_WORK TO COMPLETE_: Gather up every line from the entries below that uses the word "color".

_DATA EXTRACT_:
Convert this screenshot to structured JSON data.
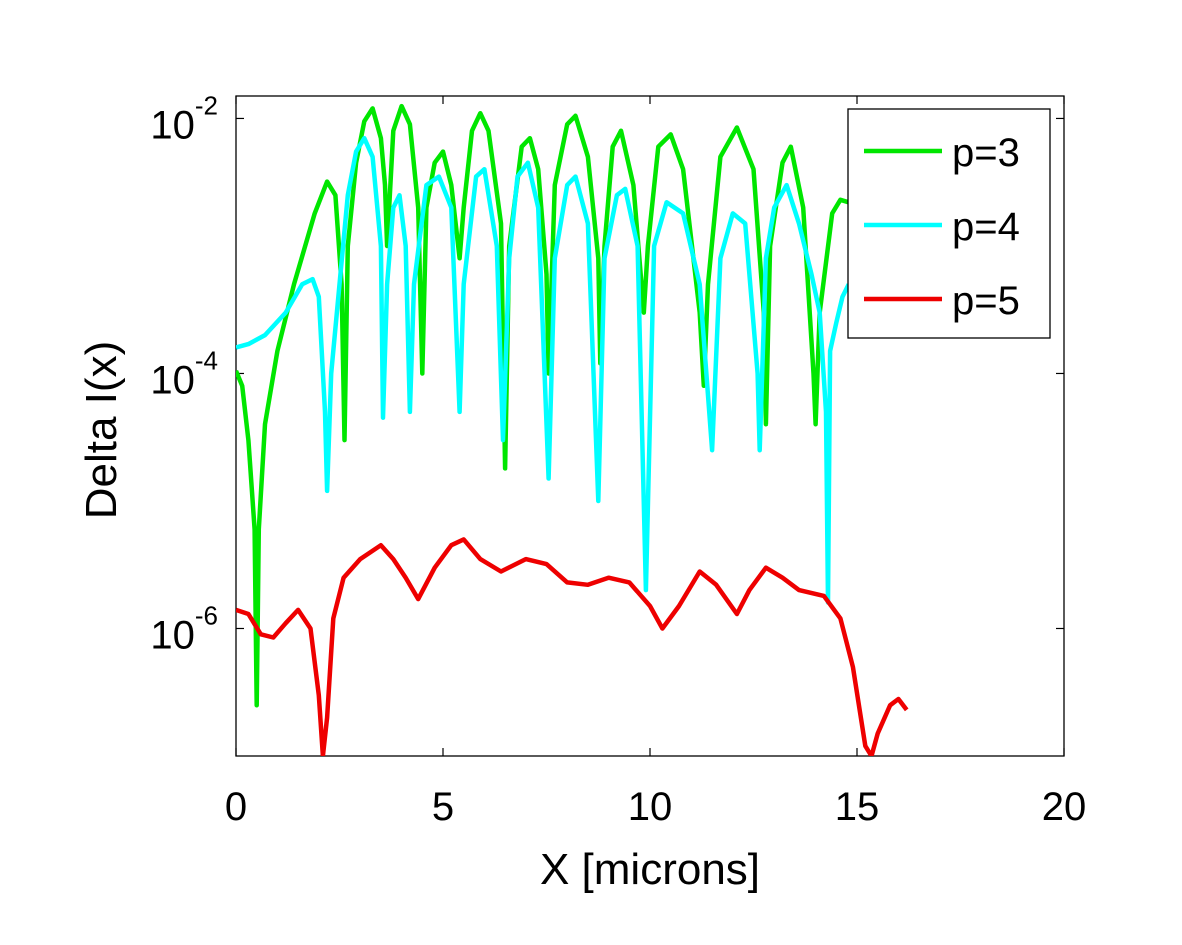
{
  "chart_data": {
    "type": "line",
    "title": "",
    "xlabel": "X [microns]",
    "ylabel": "Delta I(x)",
    "xlim": [
      0,
      20
    ],
    "ylim": [
      1e-07,
      0.015
    ],
    "yscale": "log",
    "grid": false,
    "legend_position": "top-right",
    "x_ticks": [
      {
        "value": 0,
        "label": "0"
      },
      {
        "value": 5,
        "label": "5"
      },
      {
        "value": 10,
        "label": "10"
      },
      {
        "value": 15,
        "label": "15"
      },
      {
        "value": 20,
        "label": "20"
      }
    ],
    "y_ticks": [
      {
        "value": 0.01,
        "base": "10",
        "exp": "-2"
      },
      {
        "value": 0.0001,
        "base": "10",
        "exp": "-4"
      },
      {
        "value": 1e-06,
        "base": "10",
        "exp": "-6"
      }
    ],
    "series": [
      {
        "name": "p=3",
        "color": "#00e600",
        "points": [
          [
            0.0,
            0.000105
          ],
          [
            0.15,
            8e-05
          ],
          [
            0.3,
            3e-05
          ],
          [
            0.45,
            6e-06
          ],
          [
            0.5,
            2.5e-07
          ],
          [
            0.55,
            6e-06
          ],
          [
            0.7,
            4e-05
          ],
          [
            1.0,
            0.00015
          ],
          [
            1.4,
            0.0005
          ],
          [
            1.9,
            0.0018
          ],
          [
            2.2,
            0.0032
          ],
          [
            2.4,
            0.0025
          ],
          [
            2.55,
            0.0005
          ],
          [
            2.62,
            3e-05
          ],
          [
            2.7,
            0.001
          ],
          [
            2.9,
            0.0045
          ],
          [
            3.1,
            0.0095
          ],
          [
            3.3,
            0.012
          ],
          [
            3.5,
            0.007
          ],
          [
            3.6,
            0.003
          ],
          [
            3.65,
            0.001
          ],
          [
            3.8,
            0.008
          ],
          [
            4.0,
            0.0125
          ],
          [
            4.2,
            0.009
          ],
          [
            4.4,
            0.002
          ],
          [
            4.5,
            0.0001
          ],
          [
            4.6,
            0.002
          ],
          [
            4.8,
            0.0045
          ],
          [
            5.0,
            0.0055
          ],
          [
            5.2,
            0.003
          ],
          [
            5.4,
            0.0008
          ],
          [
            5.5,
            0.002
          ],
          [
            5.7,
            0.008
          ],
          [
            5.9,
            0.011
          ],
          [
            6.1,
            0.008
          ],
          [
            6.4,
            0.0015
          ],
          [
            6.5,
            1.8e-05
          ],
          [
            6.6,
            0.001
          ],
          [
            6.9,
            0.006
          ],
          [
            7.1,
            0.007
          ],
          [
            7.3,
            0.004
          ],
          [
            7.5,
            0.0006
          ],
          [
            7.55,
            0.0001
          ],
          [
            7.7,
            0.003
          ],
          [
            8.0,
            0.009
          ],
          [
            8.2,
            0.0105
          ],
          [
            8.5,
            0.005
          ],
          [
            8.75,
            0.0008
          ],
          [
            8.8,
            0.00012
          ],
          [
            8.9,
            0.001
          ],
          [
            9.1,
            0.006
          ],
          [
            9.3,
            0.008
          ],
          [
            9.6,
            0.003
          ],
          [
            9.85,
            0.0003
          ],
          [
            9.95,
            0.001
          ],
          [
            10.2,
            0.006
          ],
          [
            10.5,
            0.0075
          ],
          [
            10.8,
            0.004
          ],
          [
            11.2,
            0.0003
          ],
          [
            11.3,
            8e-05
          ],
          [
            11.4,
            0.0005
          ],
          [
            11.7,
            0.005
          ],
          [
            12.1,
            0.0085
          ],
          [
            12.5,
            0.004
          ],
          [
            12.75,
            0.0003
          ],
          [
            12.8,
            4e-05
          ],
          [
            12.9,
            0.001
          ],
          [
            13.2,
            0.0045
          ],
          [
            13.4,
            0.006
          ],
          [
            13.7,
            0.002
          ],
          [
            13.95,
            0.0001
          ],
          [
            14.0,
            4e-05
          ],
          [
            14.1,
            0.0003
          ],
          [
            14.4,
            0.0018
          ],
          [
            14.6,
            0.0023
          ],
          [
            14.8,
            0.0022
          ]
        ]
      },
      {
        "name": "p=4",
        "color": "#00ffff",
        "points": [
          [
            0.0,
            0.00016
          ],
          [
            0.3,
            0.00017
          ],
          [
            0.7,
            0.0002
          ],
          [
            1.2,
            0.0003
          ],
          [
            1.6,
            0.0005
          ],
          [
            1.85,
            0.00055
          ],
          [
            2.0,
            0.0004
          ],
          [
            2.15,
            5e-05
          ],
          [
            2.2,
            1.2e-05
          ],
          [
            2.3,
            0.0001
          ],
          [
            2.5,
            0.0005
          ],
          [
            2.7,
            0.0025
          ],
          [
            2.9,
            0.0055
          ],
          [
            3.1,
            0.007
          ],
          [
            3.3,
            0.005
          ],
          [
            3.5,
            0.001
          ],
          [
            3.55,
            4.5e-05
          ],
          [
            3.65,
            0.0005
          ],
          [
            3.8,
            0.002
          ],
          [
            3.95,
            0.0025
          ],
          [
            4.1,
            0.001
          ],
          [
            4.2,
            5e-05
          ],
          [
            4.3,
            0.0005
          ],
          [
            4.6,
            0.003
          ],
          [
            4.9,
            0.0035
          ],
          [
            5.2,
            0.002
          ],
          [
            5.4,
            5e-05
          ],
          [
            5.5,
            0.0005
          ],
          [
            5.8,
            0.0035
          ],
          [
            6.0,
            0.004
          ],
          [
            6.3,
            0.001
          ],
          [
            6.45,
            3e-05
          ],
          [
            6.6,
            0.0008
          ],
          [
            6.8,
            0.0035
          ],
          [
            7.05,
            0.0045
          ],
          [
            7.3,
            0.002
          ],
          [
            7.55,
            1.5e-05
          ],
          [
            7.7,
            0.0008
          ],
          [
            8.0,
            0.003
          ],
          [
            8.2,
            0.0035
          ],
          [
            8.5,
            0.0015
          ],
          [
            8.75,
            1e-05
          ],
          [
            8.9,
            0.0008
          ],
          [
            9.2,
            0.0025
          ],
          [
            9.4,
            0.0028
          ],
          [
            9.7,
            0.001
          ],
          [
            9.9,
            2e-06
          ],
          [
            10.1,
            0.001
          ],
          [
            10.4,
            0.0022
          ],
          [
            10.8,
            0.0018
          ],
          [
            11.2,
            0.0005
          ],
          [
            11.5,
            2.5e-05
          ],
          [
            11.7,
            0.0008
          ],
          [
            12.0,
            0.0018
          ],
          [
            12.3,
            0.0015
          ],
          [
            12.6,
            0.0001
          ],
          [
            12.65,
            2.5e-05
          ],
          [
            12.8,
            0.0008
          ],
          [
            13.0,
            0.002
          ],
          [
            13.3,
            0.003
          ],
          [
            13.6,
            0.0015
          ],
          [
            13.9,
            0.0006
          ],
          [
            14.1,
            0.0003
          ],
          [
            14.25,
            5e-05
          ],
          [
            14.3,
            1.6e-06
          ],
          [
            14.35,
            0.00015
          ],
          [
            14.5,
            0.00025
          ],
          [
            14.65,
            0.0004
          ],
          [
            14.8,
            0.0005
          ]
        ]
      },
      {
        "name": "p=5",
        "color": "#ee0000",
        "points": [
          [
            0.0,
            1.4e-06
          ],
          [
            0.3,
            1.3e-06
          ],
          [
            0.6,
            9e-07
          ],
          [
            0.9,
            8.5e-07
          ],
          [
            1.2,
            1.1e-06
          ],
          [
            1.5,
            1.4e-06
          ],
          [
            1.8,
            1e-06
          ],
          [
            2.0,
            3e-07
          ],
          [
            2.1,
            1e-07
          ],
          [
            2.2,
            2e-07
          ],
          [
            2.35,
            1.2e-06
          ],
          [
            2.6,
            2.5e-06
          ],
          [
            3.0,
            3.5e-06
          ],
          [
            3.5,
            4.5e-06
          ],
          [
            3.8,
            3.5e-06
          ],
          [
            4.1,
            2.5e-06
          ],
          [
            4.4,
            1.7e-06
          ],
          [
            4.8,
            3e-06
          ],
          [
            5.2,
            4.5e-06
          ],
          [
            5.5,
            5e-06
          ],
          [
            5.9,
            3.5e-06
          ],
          [
            6.4,
            2.8e-06
          ],
          [
            7.0,
            3.5e-06
          ],
          [
            7.5,
            3.2e-06
          ],
          [
            8.0,
            2.3e-06
          ],
          [
            8.5,
            2.2e-06
          ],
          [
            9.0,
            2.5e-06
          ],
          [
            9.5,
            2.3e-06
          ],
          [
            10.0,
            1.5e-06
          ],
          [
            10.3,
            1e-06
          ],
          [
            10.7,
            1.5e-06
          ],
          [
            11.2,
            2.8e-06
          ],
          [
            11.6,
            2.2e-06
          ],
          [
            12.1,
            1.3e-06
          ],
          [
            12.4,
            2e-06
          ],
          [
            12.8,
            3e-06
          ],
          [
            13.2,
            2.5e-06
          ],
          [
            13.6,
            2e-06
          ],
          [
            14.2,
            1.8e-06
          ],
          [
            14.6,
            1.2e-06
          ],
          [
            14.9,
            5e-07
          ],
          [
            15.2,
            1.2e-07
          ],
          [
            15.35,
            1e-07
          ],
          [
            15.5,
            1.5e-07
          ],
          [
            15.8,
            2.5e-07
          ],
          [
            16.0,
            2.8e-07
          ],
          [
            16.2,
            2.3e-07
          ]
        ]
      }
    ]
  }
}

_RESULT FOR THIS EXERCISE_:
        "color": "#00e600",
        "color": "#00ffff",
        "color": "#ee0000",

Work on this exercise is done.